■ **Set exercise**
Take every line from the listing below that contains "name".
═══
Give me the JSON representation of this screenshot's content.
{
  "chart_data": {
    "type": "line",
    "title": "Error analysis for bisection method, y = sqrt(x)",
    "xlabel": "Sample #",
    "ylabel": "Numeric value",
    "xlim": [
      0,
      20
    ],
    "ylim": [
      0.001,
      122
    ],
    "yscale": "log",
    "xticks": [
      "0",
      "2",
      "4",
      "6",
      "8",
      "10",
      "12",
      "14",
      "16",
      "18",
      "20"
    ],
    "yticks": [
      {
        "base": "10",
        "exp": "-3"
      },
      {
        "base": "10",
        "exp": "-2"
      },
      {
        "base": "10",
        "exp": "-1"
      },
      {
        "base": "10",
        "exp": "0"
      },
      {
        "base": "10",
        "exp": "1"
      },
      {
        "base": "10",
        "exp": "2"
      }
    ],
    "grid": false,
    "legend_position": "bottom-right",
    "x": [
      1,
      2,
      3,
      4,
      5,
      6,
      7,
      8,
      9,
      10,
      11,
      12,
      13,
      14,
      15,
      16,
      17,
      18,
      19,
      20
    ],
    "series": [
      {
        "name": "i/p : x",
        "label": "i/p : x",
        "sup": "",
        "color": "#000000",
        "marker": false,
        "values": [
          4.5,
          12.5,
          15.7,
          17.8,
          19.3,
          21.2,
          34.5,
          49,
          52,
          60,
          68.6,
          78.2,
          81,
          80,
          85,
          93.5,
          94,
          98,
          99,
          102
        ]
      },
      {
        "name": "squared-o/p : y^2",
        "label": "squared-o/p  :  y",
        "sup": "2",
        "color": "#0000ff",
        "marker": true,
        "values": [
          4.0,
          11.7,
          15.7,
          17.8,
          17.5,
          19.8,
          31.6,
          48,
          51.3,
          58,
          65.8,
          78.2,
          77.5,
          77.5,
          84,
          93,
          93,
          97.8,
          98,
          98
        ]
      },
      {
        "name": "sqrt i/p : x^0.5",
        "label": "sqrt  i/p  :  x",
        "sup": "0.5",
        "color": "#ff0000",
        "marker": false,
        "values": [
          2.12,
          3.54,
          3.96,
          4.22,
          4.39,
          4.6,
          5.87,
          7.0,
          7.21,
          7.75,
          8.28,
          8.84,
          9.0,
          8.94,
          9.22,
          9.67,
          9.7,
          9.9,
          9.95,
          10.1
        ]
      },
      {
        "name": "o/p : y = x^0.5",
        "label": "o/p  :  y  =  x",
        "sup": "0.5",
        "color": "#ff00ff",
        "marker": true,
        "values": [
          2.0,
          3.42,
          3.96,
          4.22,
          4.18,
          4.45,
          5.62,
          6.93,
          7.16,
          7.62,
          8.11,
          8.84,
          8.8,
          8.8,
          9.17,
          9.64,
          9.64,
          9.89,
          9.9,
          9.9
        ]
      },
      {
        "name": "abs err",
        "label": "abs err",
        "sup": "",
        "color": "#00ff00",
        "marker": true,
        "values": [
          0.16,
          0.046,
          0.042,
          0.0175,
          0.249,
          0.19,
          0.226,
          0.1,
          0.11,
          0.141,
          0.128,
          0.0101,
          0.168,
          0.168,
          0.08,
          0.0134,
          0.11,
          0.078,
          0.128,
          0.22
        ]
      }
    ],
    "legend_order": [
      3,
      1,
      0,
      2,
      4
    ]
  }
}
═══
■ **Solution for this exercise**
        "name": "i/p : x",
        "name": "squared-o/p : y^2",
        "name": "sqrt i/p : x^0.5",
        "name": "o/p : y = x^0.5",
        "name": "abs err",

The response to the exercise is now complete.